***** Record set *****

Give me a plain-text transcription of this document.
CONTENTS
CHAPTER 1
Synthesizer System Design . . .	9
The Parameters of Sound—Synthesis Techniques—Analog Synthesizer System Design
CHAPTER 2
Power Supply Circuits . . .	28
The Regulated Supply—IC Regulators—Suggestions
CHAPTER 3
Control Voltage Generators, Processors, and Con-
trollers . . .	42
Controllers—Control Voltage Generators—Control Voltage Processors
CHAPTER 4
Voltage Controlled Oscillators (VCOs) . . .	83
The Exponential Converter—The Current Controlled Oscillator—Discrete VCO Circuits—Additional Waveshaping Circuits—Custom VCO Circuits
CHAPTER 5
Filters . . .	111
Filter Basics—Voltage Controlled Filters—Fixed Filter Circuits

*****

» **Set problem**
Which lines hold the word "System"? Copy each of them from the records.

» **Answer to the exercise**
Synthesizer System Design . . .	9
The Parameters of Sound—Synthesis Techniques—Analog Synthesizer System Design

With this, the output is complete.